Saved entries
───
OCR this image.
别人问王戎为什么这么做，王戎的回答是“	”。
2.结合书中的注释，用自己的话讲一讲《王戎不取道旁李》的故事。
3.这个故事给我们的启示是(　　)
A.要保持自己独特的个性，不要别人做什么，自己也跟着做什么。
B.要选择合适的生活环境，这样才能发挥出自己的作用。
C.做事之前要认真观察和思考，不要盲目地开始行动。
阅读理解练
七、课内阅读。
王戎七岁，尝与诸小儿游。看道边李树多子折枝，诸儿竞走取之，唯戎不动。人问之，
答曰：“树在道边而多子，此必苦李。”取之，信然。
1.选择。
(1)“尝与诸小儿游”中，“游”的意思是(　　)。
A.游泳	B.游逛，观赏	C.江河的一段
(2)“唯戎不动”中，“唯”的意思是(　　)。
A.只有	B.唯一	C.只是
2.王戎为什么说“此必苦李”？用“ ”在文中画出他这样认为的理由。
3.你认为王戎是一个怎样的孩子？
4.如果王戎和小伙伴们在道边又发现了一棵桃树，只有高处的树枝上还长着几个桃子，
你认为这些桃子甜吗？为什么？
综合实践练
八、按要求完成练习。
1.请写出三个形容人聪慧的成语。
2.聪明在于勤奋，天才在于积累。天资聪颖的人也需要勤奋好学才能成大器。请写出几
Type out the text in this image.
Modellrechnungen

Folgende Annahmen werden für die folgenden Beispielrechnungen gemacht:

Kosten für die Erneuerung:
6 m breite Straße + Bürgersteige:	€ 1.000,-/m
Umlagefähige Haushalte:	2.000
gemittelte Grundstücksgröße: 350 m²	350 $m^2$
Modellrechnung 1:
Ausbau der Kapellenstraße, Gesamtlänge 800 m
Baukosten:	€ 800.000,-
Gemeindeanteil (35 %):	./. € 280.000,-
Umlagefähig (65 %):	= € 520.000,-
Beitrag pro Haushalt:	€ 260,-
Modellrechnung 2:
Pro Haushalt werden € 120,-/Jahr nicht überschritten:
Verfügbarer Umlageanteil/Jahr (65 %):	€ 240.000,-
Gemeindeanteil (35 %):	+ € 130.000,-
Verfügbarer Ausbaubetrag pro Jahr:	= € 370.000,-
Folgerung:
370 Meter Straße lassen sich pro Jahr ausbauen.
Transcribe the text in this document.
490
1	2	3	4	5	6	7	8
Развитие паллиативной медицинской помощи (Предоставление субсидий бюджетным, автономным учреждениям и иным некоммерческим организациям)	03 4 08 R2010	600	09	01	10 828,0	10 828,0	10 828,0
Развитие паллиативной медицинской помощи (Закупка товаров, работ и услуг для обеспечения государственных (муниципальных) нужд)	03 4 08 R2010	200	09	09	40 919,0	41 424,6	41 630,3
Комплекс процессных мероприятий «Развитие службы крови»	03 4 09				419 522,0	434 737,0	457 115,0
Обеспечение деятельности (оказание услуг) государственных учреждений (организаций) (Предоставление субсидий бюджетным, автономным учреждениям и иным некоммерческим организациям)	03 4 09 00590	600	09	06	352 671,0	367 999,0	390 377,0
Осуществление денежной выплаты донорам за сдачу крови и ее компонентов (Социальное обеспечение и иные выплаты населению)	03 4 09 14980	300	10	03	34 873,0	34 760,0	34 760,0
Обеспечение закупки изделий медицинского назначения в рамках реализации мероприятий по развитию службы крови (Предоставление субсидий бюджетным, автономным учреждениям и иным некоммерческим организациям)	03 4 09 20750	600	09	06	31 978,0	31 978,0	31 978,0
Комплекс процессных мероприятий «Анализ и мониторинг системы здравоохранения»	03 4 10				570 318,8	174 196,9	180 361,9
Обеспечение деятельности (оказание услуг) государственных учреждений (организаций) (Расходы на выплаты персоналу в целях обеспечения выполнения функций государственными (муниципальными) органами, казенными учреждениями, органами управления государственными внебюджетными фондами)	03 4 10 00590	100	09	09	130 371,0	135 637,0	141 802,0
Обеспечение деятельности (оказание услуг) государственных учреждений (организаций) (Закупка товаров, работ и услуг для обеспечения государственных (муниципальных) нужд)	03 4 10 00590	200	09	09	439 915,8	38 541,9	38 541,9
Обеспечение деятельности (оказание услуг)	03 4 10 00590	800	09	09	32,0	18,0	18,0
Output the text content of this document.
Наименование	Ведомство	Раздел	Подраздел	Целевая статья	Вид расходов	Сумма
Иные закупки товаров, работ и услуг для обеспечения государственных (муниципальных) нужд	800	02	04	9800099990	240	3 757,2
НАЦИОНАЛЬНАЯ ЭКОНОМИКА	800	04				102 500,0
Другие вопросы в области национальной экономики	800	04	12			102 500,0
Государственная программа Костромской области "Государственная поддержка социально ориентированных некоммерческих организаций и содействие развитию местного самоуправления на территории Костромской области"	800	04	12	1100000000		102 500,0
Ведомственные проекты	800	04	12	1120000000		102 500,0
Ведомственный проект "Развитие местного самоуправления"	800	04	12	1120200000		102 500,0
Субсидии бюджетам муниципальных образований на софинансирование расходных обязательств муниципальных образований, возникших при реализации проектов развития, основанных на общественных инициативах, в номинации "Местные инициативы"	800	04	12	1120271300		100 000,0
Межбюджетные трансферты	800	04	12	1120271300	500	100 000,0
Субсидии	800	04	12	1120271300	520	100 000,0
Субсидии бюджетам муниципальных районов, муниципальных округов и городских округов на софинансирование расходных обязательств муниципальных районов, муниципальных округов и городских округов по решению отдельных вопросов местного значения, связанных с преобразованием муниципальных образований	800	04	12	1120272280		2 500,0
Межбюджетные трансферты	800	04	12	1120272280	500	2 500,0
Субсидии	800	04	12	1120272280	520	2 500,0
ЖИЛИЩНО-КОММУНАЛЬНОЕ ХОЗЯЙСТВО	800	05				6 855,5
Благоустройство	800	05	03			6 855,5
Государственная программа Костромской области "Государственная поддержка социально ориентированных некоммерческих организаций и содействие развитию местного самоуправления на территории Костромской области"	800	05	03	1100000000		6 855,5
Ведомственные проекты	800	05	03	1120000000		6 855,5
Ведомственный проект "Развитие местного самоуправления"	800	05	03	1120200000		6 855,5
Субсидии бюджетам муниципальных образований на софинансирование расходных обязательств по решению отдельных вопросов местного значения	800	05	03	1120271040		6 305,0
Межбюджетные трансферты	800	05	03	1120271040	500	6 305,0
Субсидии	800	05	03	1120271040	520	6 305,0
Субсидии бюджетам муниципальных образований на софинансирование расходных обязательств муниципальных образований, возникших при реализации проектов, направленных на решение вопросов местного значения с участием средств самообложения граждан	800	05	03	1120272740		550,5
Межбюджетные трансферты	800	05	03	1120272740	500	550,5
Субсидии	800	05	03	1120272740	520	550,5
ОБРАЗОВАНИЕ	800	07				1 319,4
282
───
Aim >>
Look over the listing. Pull out every line with the string "Государственная" in it.

Expected answer >>
Государственная программа Костромской области "Государственная поддержка социально ориентированных некоммерческих организаций и содействие развитию местного самоуправления на территории Костромской области"	800	04	12	1100000000		102 500,0
Государственная программа Костромской области "Государственная поддержка социально ориентированных некоммерческих организаций и содействие развитию местного самоуправления на территории Костромской области"	800	05	03	1100000000		6 855,5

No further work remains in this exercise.